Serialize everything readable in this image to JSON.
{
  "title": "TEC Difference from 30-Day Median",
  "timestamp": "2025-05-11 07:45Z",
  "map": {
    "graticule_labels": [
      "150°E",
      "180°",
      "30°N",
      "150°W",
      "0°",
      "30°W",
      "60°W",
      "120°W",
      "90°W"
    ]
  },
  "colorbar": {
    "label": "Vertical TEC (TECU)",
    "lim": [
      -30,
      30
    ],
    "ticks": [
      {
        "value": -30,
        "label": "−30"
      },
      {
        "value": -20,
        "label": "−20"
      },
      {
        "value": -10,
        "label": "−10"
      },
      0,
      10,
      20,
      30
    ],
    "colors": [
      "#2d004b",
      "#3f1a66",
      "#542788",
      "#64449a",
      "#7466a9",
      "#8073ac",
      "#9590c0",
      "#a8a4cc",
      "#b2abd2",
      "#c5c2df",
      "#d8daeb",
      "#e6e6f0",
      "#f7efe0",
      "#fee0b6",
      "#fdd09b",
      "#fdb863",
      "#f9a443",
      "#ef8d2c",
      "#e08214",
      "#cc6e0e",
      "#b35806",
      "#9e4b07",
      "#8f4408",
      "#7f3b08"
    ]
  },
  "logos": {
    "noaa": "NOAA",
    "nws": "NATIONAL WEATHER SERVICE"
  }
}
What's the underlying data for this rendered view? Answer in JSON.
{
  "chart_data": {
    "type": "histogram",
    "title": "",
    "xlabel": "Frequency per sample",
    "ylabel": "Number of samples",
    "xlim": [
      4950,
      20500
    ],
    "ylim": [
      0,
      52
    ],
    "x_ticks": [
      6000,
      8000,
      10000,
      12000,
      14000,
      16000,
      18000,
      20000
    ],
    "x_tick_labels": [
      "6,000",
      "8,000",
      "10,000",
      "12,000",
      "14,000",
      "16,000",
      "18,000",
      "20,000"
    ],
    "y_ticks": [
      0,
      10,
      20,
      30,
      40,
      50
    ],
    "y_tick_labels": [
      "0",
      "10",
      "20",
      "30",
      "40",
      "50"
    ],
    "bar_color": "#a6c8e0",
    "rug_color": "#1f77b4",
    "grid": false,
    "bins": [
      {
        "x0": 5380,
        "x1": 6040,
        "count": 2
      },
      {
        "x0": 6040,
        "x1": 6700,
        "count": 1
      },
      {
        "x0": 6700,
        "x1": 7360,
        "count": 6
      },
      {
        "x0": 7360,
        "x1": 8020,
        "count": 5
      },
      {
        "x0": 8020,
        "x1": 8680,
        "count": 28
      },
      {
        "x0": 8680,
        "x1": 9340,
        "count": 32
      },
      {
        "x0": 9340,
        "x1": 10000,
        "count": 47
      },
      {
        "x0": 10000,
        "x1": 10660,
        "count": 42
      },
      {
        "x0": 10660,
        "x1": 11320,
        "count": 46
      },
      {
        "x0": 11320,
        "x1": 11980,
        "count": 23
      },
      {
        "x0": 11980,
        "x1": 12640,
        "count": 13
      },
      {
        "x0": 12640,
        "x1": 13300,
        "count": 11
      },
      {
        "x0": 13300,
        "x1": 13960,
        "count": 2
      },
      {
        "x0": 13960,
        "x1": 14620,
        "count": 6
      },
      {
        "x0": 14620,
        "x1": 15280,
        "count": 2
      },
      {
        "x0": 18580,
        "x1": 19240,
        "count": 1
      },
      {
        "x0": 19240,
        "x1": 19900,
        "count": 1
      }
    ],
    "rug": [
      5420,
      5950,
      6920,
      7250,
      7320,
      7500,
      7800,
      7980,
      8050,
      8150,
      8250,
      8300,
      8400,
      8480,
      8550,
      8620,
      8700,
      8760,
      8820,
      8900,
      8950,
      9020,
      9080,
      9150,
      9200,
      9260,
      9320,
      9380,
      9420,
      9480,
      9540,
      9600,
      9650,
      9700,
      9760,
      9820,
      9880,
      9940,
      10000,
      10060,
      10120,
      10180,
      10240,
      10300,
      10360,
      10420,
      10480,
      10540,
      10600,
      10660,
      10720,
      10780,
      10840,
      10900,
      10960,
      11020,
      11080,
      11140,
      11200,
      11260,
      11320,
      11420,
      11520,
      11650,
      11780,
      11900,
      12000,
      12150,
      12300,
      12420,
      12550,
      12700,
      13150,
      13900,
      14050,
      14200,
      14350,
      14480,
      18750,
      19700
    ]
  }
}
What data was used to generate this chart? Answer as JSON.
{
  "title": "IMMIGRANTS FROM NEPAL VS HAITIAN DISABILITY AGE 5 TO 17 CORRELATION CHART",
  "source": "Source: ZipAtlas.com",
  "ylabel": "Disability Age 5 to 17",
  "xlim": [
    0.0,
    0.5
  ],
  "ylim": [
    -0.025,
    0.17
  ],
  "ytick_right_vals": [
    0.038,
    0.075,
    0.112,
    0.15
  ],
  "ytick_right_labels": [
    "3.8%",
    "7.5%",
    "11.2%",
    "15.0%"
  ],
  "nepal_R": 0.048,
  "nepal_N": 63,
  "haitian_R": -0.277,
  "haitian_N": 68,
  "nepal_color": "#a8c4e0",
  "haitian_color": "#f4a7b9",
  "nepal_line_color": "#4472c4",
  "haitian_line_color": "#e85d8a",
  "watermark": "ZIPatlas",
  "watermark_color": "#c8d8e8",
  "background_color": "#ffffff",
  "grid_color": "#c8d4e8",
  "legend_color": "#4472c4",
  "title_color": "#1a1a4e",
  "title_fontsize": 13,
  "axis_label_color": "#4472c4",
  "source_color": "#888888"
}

______

Task description ▸ How many lines in the listing contain "JSON"? Answer with the number alone.

Exercise output ▸ 3